■ The records:
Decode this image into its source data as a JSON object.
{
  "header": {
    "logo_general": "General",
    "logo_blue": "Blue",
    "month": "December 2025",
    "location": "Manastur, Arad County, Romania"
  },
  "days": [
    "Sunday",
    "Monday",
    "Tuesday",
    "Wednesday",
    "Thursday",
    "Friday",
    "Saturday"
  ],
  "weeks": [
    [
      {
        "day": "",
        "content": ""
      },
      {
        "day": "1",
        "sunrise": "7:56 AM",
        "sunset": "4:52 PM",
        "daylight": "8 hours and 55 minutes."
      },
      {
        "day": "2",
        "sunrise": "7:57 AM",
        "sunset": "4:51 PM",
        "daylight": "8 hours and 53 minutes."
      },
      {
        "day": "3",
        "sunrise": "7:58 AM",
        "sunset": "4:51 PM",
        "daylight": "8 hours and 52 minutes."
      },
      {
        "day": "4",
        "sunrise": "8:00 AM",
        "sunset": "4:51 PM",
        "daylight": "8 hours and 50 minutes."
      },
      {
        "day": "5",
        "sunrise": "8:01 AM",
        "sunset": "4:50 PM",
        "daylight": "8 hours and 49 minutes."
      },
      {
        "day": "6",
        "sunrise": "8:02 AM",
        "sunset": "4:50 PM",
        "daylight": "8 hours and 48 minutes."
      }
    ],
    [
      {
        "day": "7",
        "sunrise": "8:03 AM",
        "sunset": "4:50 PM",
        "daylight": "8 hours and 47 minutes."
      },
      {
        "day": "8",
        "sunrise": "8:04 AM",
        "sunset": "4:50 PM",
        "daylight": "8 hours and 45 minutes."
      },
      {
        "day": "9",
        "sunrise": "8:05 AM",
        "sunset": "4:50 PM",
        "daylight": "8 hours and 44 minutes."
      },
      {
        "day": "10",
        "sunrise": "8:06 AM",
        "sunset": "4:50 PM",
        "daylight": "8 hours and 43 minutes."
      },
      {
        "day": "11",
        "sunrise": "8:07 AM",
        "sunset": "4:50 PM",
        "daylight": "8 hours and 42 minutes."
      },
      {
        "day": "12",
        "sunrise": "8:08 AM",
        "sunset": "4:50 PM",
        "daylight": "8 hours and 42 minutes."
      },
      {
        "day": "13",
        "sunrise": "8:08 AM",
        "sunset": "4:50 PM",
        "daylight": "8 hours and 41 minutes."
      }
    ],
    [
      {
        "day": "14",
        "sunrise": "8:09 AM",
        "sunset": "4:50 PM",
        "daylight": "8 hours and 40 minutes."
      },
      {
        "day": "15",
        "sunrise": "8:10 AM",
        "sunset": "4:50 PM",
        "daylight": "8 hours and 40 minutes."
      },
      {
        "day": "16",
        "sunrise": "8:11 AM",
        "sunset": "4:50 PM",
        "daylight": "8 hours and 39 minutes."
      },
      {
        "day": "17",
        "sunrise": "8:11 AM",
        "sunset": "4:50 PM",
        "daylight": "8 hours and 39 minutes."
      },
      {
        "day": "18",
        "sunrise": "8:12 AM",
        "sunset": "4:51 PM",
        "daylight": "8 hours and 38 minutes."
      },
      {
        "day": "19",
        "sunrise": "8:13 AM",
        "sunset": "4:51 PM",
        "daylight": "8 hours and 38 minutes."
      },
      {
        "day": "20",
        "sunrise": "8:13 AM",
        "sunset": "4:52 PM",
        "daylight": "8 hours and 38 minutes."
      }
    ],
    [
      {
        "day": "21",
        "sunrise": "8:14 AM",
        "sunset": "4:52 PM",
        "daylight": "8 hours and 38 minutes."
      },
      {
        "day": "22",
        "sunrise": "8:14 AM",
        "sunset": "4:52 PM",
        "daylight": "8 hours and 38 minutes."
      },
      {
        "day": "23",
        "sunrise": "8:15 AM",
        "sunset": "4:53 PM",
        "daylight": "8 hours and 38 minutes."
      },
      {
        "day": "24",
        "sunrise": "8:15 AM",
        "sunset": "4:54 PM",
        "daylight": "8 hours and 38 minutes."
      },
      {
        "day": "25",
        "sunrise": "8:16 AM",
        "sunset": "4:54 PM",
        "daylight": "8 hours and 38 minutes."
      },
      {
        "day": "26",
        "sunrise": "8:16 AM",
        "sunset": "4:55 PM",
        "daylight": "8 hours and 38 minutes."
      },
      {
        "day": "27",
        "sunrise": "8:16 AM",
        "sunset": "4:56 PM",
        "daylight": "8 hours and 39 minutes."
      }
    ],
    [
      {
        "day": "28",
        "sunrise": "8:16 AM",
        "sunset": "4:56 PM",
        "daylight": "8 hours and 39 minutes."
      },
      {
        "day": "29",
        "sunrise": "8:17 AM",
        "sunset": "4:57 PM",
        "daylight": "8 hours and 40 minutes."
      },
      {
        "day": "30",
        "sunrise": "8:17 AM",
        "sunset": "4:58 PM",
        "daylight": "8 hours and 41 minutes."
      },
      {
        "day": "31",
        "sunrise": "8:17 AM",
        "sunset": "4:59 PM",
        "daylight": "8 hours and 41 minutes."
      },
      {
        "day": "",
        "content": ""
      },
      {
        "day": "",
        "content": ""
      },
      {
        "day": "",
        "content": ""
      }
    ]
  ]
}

■ Requirement: Exactly reproduce every line of the records.

■ Expected output:
Decode this image into its source data as a JSON object.
{
  "header": {
    "logo_general": "General",
    "logo_blue": "Blue",
    "month": "December 2025",
    "location": "Manastur, Arad County, Romania"
  },
  "days": [
    "Sunday",
    "Monday",
    "Tuesday",
    "Wednesday",
    "Thursday",
    "Friday",
    "Saturday"
  ],
  "weeks": [
    [
      {
        "day": "",
        "content": ""
      },
      {
        "day": "1",
        "sunrise": "7:56 AM",
        "sunset": "4:52 PM",
        "daylight": "8 hours and 55 minutes."
      },
      {
        "day": "2",
        "sunrise": "7:57 AM",
        "sunset": "4:51 PM",
        "daylight": "8 hours and 53 minutes."
      },
      {
        "day": "3",
        "sunrise": "7:58 AM",
        "sunset": "4:51 PM",
        "daylight": "8 hours and 52 minutes."
      },
      {
        "day": "4",
        "sunrise": "8:00 AM",
        "sunset": "4:51 PM",
        "daylight": "8 hours and 50 minutes."
      },
      {
        "day": "5",
        "sunrise": "8:01 AM",
        "sunset": "4:50 PM",
        "daylight": "8 hours and 49 minutes."
      },
      {
        "day": "6",
        "sunrise": "8:02 AM",
        "sunset": "4:50 PM",
        "daylight": "8 hours and 48 minutes."
      }
    ],
    [
      {
        "day": "7",
        "sunrise": "8:03 AM",
        "sunset": "4:50 PM",
        "daylight": "8 hours and 47 minutes."
      },
      {
        "day": "8",
        "sunrise": "8:04 AM",
        "sunset": "4:50 PM",
        "daylight": "8 hours and 45 minutes."
      },
      {
        "day": "9",
        "sunrise": "8:05 AM",
        "sunset": "4:50 PM",
        "daylight": "8 hours and 44 minutes."
      },
      {
        "day": "10",
        "sunrise": "8:06 AM",
        "sunset": "4:50 PM",
        "daylight": "8 hours and 43 minutes."
      },
      {
        "day": "11",
        "sunrise": "8:07 AM",
        "sunset": "4:50 PM",
        "daylight": "8 hours and 42 minutes."
      },
      {
        "day": "12",
        "sunrise": "8:08 AM",
        "sunset": "4:50 PM",
        "daylight": "8 hours and 42 minutes."
      },
      {
        "day": "13",
        "sunrise": "8:08 AM",
        "sunset": "4:50 PM",
        "daylight": "8 hours and 41 minutes."
      }
    ],
    [
      {
        "day": "14",
        "sunrise": "8:09 AM",
        "sunset": "4:50 PM",
        "daylight": "8 hours and 40 minutes."
      },
      {
        "day": "15",
        "sunrise": "8:10 AM",
        "sunset": "4:50 PM",
        "daylight": "8 hours and 40 minutes."
      },
      {
        "day": "16",
        "sunrise": "8:11 AM",
        "sunset": "4:50 PM",
        "daylight": "8 hours and 39 minutes."
      },
      {
        "day": "17",
        "sunrise": "8:11 AM",
        "sunset": "4:50 PM",
        "daylight": "8 hours and 39 minutes."
      },
      {
        "day": "18",
        "sunrise": "8:12 AM",
        "sunset": "4:51 PM",
        "daylight": "8 hours and 38 minutes."
      },
      {
        "day": "19",
        "sunrise": "8:13 AM",
        "sunset": "4:51 PM",
        "daylight": "8 hours and 38 minutes."
      },
      {
        "day": "20",
        "sunrise": "8:13 AM",
        "sunset": "4:52 PM",
        "daylight": "8 hours and 38 minutes."
      }
    ],
    [
      {
        "day": "21",
        "sunrise": "8:14 AM",
        "sunset": "4:52 PM",
        "daylight": "8 hours and 38 minutes."
      },
      {
        "day": "22",
        "sunrise": "8:14 AM",
        "sunset": "4:52 PM",
        "daylight": "8 hours and 38 minutes."
      },
      {
        "day": "23",
        "sunrise": "8:15 AM",
        "sunset": "4:53 PM",
        "daylight": "8 hours and 38 minutes."
      },
      {
        "day": "24",
        "sunrise": "8:15 AM",
        "sunset": "4:54 PM",
        "daylight": "8 hours and 38 minutes."
      },
      {
        "day": "25",
        "sunrise": "8:16 AM",
        "sunset": "4:54 PM",
        "daylight": "8 hours and 38 minutes."
      },
      {
        "day": "26",
        "sunrise": "8:16 AM",
        "sunset": "4:55 PM",
        "daylight": "8 hours and 38 minutes."
      },
      {
        "day": "27",
        "sunrise": "8:16 AM",
        "sunset": "4:56 PM",
        "daylight": "8 hours and 39 minutes."
      }
    ],
    [
      {
        "day": "28",
        "sunrise": "8:16 AM",
        "sunset": "4:56 PM",
        "daylight": "8 hours and 39 minutes."
      },
      {
        "day": "29",
        "sunrise": "8:17 AM",
        "sunset": "4:57 PM",
        "daylight": "8 hours and 40 minutes."
      },
      {
        "day": "30",
        "sunrise": "8:17 AM",
        "sunset": "4:58 PM",
        "daylight": "8 hours and 41 minutes."
      },
      {
        "day": "31",
        "sunrise": "8:17 AM",
        "sunset": "4:59 PM",
        "daylight": "8 hours and 41 minutes."
      },
      {
        "day": "",
        "content": ""
      },
      {
        "day": "",
        "content": ""
      },
      {
        "day": "",
        "content": ""
      }
    ]
  ]
}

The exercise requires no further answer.